Make an exact transcription of the material, leaving out all images.

_ _ _ _

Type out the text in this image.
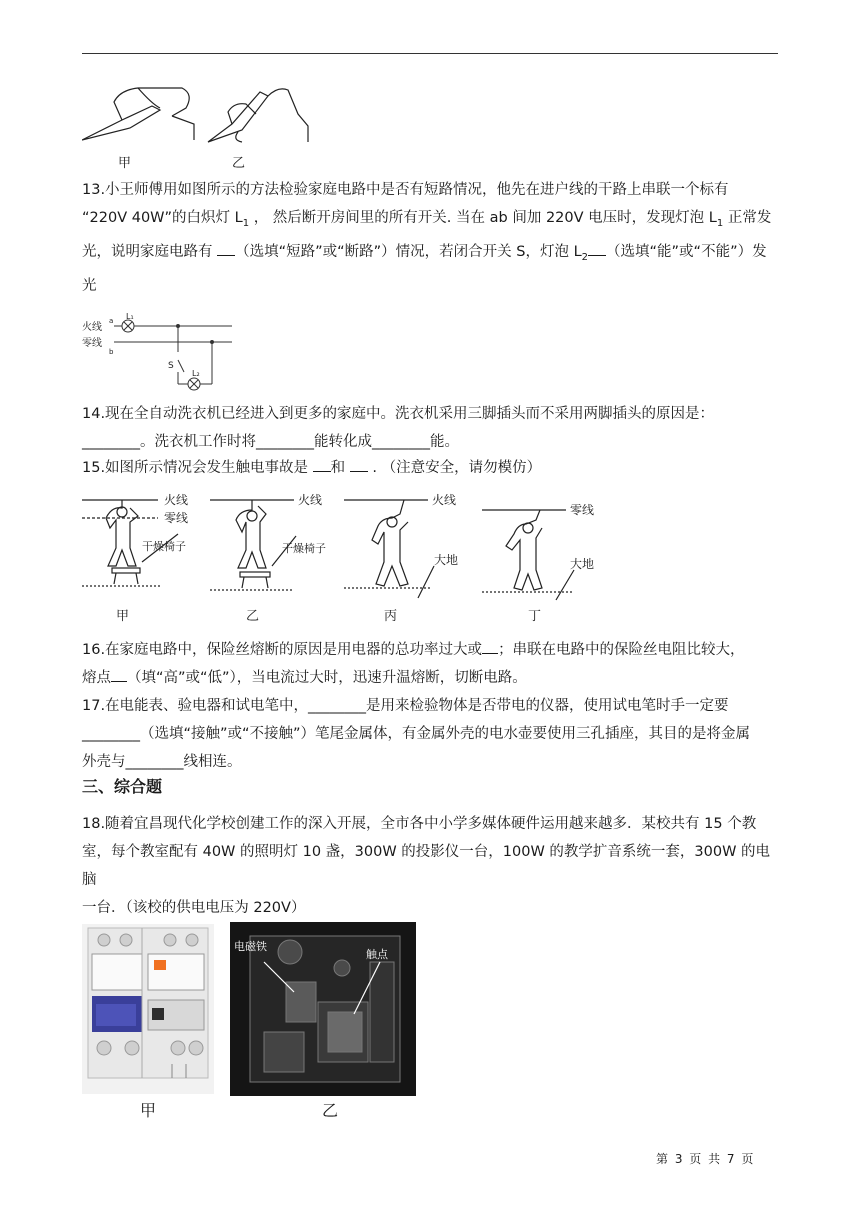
甲	乙
13.小王师傅用如图所示的方法检验家庭电路中是否有短路情况，他先在进户线的干路上串联一个标有
“220V 40W”的白炽灯 $L_1$ ， 然后断开房间里的所有开关. 当在 ab 间加 220V 电压时，发现灯泡 $L_1$ 正常发
光，说明家庭电路有 （选填“短路”或“断路”）情况，若闭合开关 S，灯泡 $L_2$ （选填“能”或“不能”）发
光
火线
零线
a
b
L₁
S
L₂
14.现在全自动洗衣机已经进入到更多的家庭中。洗衣机采用三脚插头而不采用两脚插头的原因是：
________。洗衣机工作时将________能转化成________能。
15.如图所示情况会发生触电事故是 和  . （注意安全，请勿模仿）
火线
零线
干燥椅子
火线
干燥椅子
火线
大地
零线
大地
甲	乙	丙	丁
16.在家庭电路中，保险丝熔断的原因是用电器的总功率过大或 ；串联在电路中的保险丝电阻比较大，
熔点 （填“高”或“低”），当电流过大时，迅速升温熔断，切断电路。
17.在电能表、验电器和试电笔中，________是用来检验物体是否带电的仪器，使用试电笔时手一定要
________（选填“接触”或“不接触”）笔尾金属体，有金属外壳的电水壶要使用三孔插座，其目的是将金属
外壳与________线相连。
三、综合题
18.随着宜昌现代化学校创建工作的深入开展，全市各中小学多媒体硬件运用越来越多．某校共有 15 个教
室，每个教室配有 40W 的照明灯 10 盏，300W 的投影仪一台，100W 的教学扩音系统一套，300W 的电脑
一台．（该校的供电电压为 220V）
甲
电磁铁
触点
乙
第 3 页 共 7 页
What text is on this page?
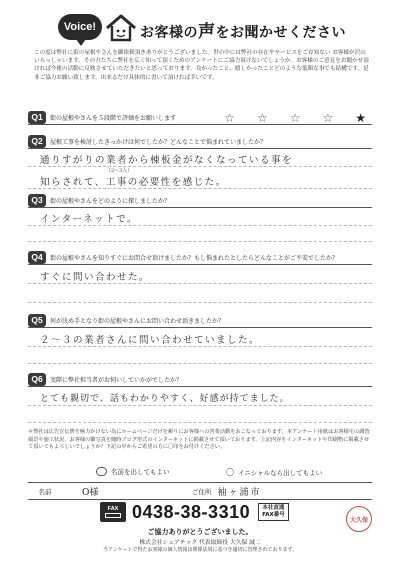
Voice!	お客様の声をお聞かせください
この度は弊社に街の屋根やさんを御依頼頂きありがとうございました。世の中には弊社の存在やサービスをご存知ない お客様が沢山いらっしゃいます。その方たちに弊社を広く知って頂くためのアンケートにご協力頂けないでしょうか。お客様のご意見をお聞かせ頂ければ今後の活動に反映させていただきたいと思っております。良かったこと、嬉しかったことどのような低額な事でも結構です。是非ご協力お願い致します。出来るだけ具体的に書いて頂ければ幸いです。
Q1	街の屋根やさんを５段階で評価をお願いします	☆ ☆ ☆ ☆ ★
Q2	屋根工事を検討したきっかけは何でしたか？どんなことで悩まれていましたか？
通りすがりの業者から棟板金がなくなっている事を
（2〜3人）
知らされて、工事の必要性を感じた。
Q3	街の屋根やさんをどのように探しましたか？
インターネットで。
Q4	街の屋根やさんを知りすぐにお問合せ頂けましたか？もし悩まれたとしたらどんなことがご不安でしたか？
すぐに問い合わせた。
Q5	何が決め手となり街の屋根やさんにお問い合わせ頂きましたか？
２〜３の業者さんに問い合わせていました。
Q6	実際に弊社担当者がお伺いしていかがでしたか？
とても親切で、話もわかりやすく、好感が持てました。
＊弊社は広告宣伝費を極力かけない為にホームページだけを頼りにお客様への営業活動をおこなっております。本アンケート用紙はお客様宅の調査風景や施工状況、お客様の御写真を随時ブログ形式のインターネットに掲載させて頂いております。上記内容をインターネットや印刷物に掲載させて頂いてもよろしいでしょうか？下記の中からご希望の方に〇印をお付けください。
名前を出してもよい	〇 イニシャルなら出してもよい
名前	O様	ご住所 袖ヶ浦市
FAX 0438-38-3310 本社直通
FAX番号
大久保
ご協力ありがとうございました。
株式会社シェアテック 代表取締役 大久保 誠二
当アンケートで得たお客様の個人情報は関係法規に基づき適切に管理されております。
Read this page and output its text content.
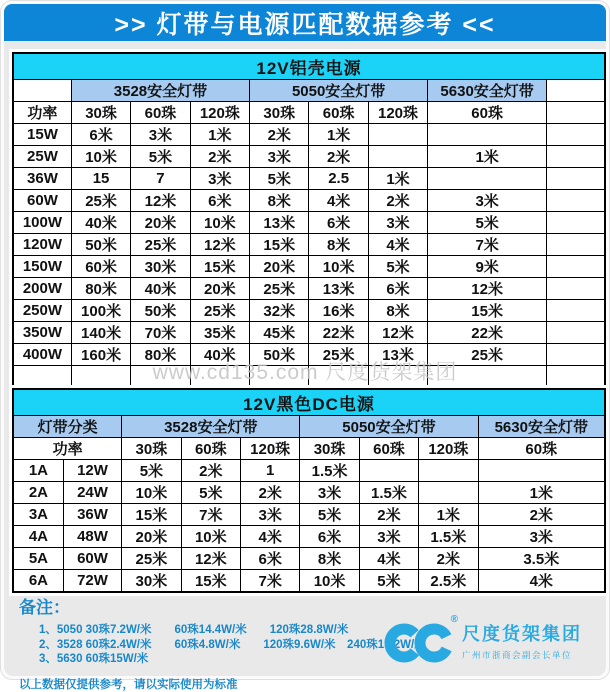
>> 灯带与电源匹配数据参考 <<
12V铝壳电源								
	3528安全灯带			5050安全灯带			5630安全灯带	
功率	30珠	60珠	120珠	30珠	60珠	120珠	60珠	
15W	6米	3米	1米	2米	1米			
25W	10米	5米	2米	3米	2米		1米	
36W	15	7	3米	5米	2.5	1米		
60W	25米	12米	6米	8米	4米	2米	3米	
100W	40米	20米	10米	13米	6米	3米	5米	
120W	50米	25米	12米	15米	8米	4米	7米	
150W	60米	30米	15米	20米	10米	5米	9米	
200W	80米	40米	20米	25米	13米	6米	12米	
250W	100米	50米	25米	32米	16米	8米	15米	
350W	140米	70米	35米	45米	22米	12米	22米	
400W	160米	80米	40米	50米	25米	13米	25米	

www.cd135.com 尺度货架集团
12V黑色DC电源								
灯带分类		3528安全灯带			5050安全灯带			5630安全灯带
功率		30珠	60珠	120珠	30珠	60珠	120珠	60珠
1A	12W	5米	2米	1	1.5米			
2A	24W	10米	5米	2米	3米	1.5米		1米
3A	36W	15米	7米	3米	5米	2米	1米	2米
4A	48W	20米	10米	4米	6米	3米	1.5米	3米
5A	60W	25米	12米	6米	8米	4米	2米	3.5米
6A	72W	30米	15米	7米	10米	5米	2.5米	4米
备注：
1、5050 30珠7.2W/米　　60珠14.4W/米　　120珠28.8W/米
2、3528 60珠2.4W/米　　60珠4.8W/米　　120珠9.6W/米　240珠19.2W/米
3、5630 60珠15W/米
以上数据仅提供参考，请以实际使用为标准
®
尺度货架集团
广州市浙商会副会长单位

_ _ _ _

= FINISHED ANSWER =
Type out the text in this image.
甲	乙
13.小王师傅用如图所示的方法检验家庭电路中是否有短路情况，他先在进户线的干路上串联一个标有
“220V 40W”的白炽灯 $L_1$ ， 然后断开房间里的所有开关. 当在 ab 间加 220V 电压时，发现灯泡 $L_1$ 正常发
光，说明家庭电路有 （选填“短路”或“断路”）情况，若闭合开关 S，灯泡 $L_2$ （选填“能”或“不能”）发
光
火线
零线
a
b
L₁
S
L₂
14.现在全自动洗衣机已经进入到更多的家庭中。洗衣机采用三脚插头而不采用两脚插头的原因是：
________。洗衣机工作时将________能转化成________能。
15.如图所示情况会发生触电事故是 和  . （注意安全，请勿模仿）
火线
零线
干燥椅子
火线
干燥椅子
火线
大地
零线
大地
甲	乙	丙	丁
16.在家庭电路中，保险丝熔断的原因是用电器的总功率过大或 ；串联在电路中的保险丝电阻比较大，
熔点 （填“高”或“低”），当电流过大时，迅速升温熔断，切断电路。
17.在电能表、验电器和试电笔中，________是用来检验物体是否带电的仪器，使用试电笔时手一定要
________（选填“接触”或“不接触”）笔尾金属体，有金属外壳的电水壶要使用三孔插座，其目的是将金属
外壳与________线相连。
三、综合题
18.随着宜昌现代化学校创建工作的深入开展，全市各中小学多媒体硬件运用越来越多．某校共有 15 个教
室，每个教室配有 40W 的照明灯 10 盏，300W 的投影仪一台，100W 的教学扩音系统一套，300W 的电脑
一台．（该校的供电电压为 220V）
甲
电磁铁
触点
乙
第 3 页 共 7 页
What text is on this page?
Voice!	お客様の声をお聞かせください
この度は弊社に街の屋根やさんを御依頼頂きありがとうございました。世の中には弊社の存在やサービスをご存知ない お客様が沢山いらっしゃいます。その方たちに弊社を広く知って頂くためのアンケートにご協力頂けないでしょうか。お客様のご意見をお聞かせ頂ければ今後の活動に反映させていただきたいと思っております。良かったこと、嬉しかったことどのような低額な事でも結構です。是非ご協力お願い致します。出来るだけ具体的に書いて頂ければ幸いです。
Q1	街の屋根やさんを５段階で評価をお願いします	☆ ☆ ☆ ☆ ★
Q2	屋根工事を検討したきっかけは何でしたか？どんなことで悩まれていましたか？
通りすがりの業者から棟板金がなくなっている事を
（2〜3人）
知らされて、工事の必要性を感じた。
Q3	街の屋根やさんをどのように探しましたか？
インターネットで。
Q4	街の屋根やさんを知りすぐにお問合せ頂けましたか？もし悩まれたとしたらどんなことがご不安でしたか？
すぐに問い合わせた。
Q5	何が決め手となり街の屋根やさんにお問い合わせ頂きましたか？
２〜３の業者さんに問い合わせていました。
Q6	実際に弊社担当者がお伺いしていかがでしたか？
とても親切で、話もわかりやすく、好感が持てました。
＊弊社は広告宣伝費を極力かけない為にホームページだけを頼りにお客様への営業活動をおこなっております。本アンケート用紙はお客様宅の調査風景や施工状況、お客様の御写真を随時ブログ形式のインターネットに掲載させて頂いております。上記内容をインターネットや印刷物に掲載させて頂いてもよろしいでしょうか？下記の中からご希望の方に〇印をお付けください。
名前を出してもよい	〇 イニシャルなら出してもよい
名前	O様	ご住所 袖ヶ浦市
FAX 0438-38-3310 本社直通
FAX番号
大久保
ご協力ありがとうございました。
株式会社シェアテック 代表取締役 大久保 誠二
当アンケートで得たお客様の個人情報は関係法規に基づき適切に管理されております。
Read this page and output its text content.
>> 灯带与电源匹配数据参考 <<
12V铝壳电源								
	3528安全灯带			5050安全灯带			5630安全灯带	
功率	30珠	60珠	120珠	30珠	60珠	120珠	60珠	
15W	6米	3米	1米	2米	1米			
25W	10米	5米	2米	3米	2米		1米	
36W	15	7	3米	5米	2.5	1米		
60W	25米	12米	6米	8米	4米	2米	3米	
100W	40米	20米	10米	13米	6米	3米	5米	
120W	50米	25米	12米	15米	8米	4米	7米	
150W	60米	30米	15米	20米	10米	5米	9米	
200W	80米	40米	20米	25米	13米	6米	12米	
250W	100米	50米	25米	32米	16米	8米	15米	
350W	140米	70米	35米	45米	22米	12米	22米	
400W	160米	80米	40米	50米	25米	13米	25米	

www.cd135.com 尺度货架集团
12V黑色DC电源								
灯带分类		3528安全灯带			5050安全灯带			5630安全灯带
功率		30珠	60珠	120珠	30珠	60珠	120珠	60珠
1A	12W	5米	2米	1	1.5米			
2A	24W	10米	5米	2米	3米	1.5米		1米
3A	36W	15米	7米	3米	5米	2米	1米	2米
4A	48W	20米	10米	4米	6米	3米	1.5米	3米
5A	60W	25米	12米	6米	8米	4米	2米	3.5米
6A	72W	30米	15米	7米	10米	5米	2.5米	4米
备注：
1、5050 30珠7.2W/米　　60珠14.4W/米　　120珠28.8W/米
2、3528 60珠2.4W/米　　60珠4.8W/米　　120珠9.6W/米　240珠19.2W/米
3、5630 60珠15W/米
以上数据仅提供参考，请以实际使用为标准
®
尺度货架集团
广州市浙商会副会长单位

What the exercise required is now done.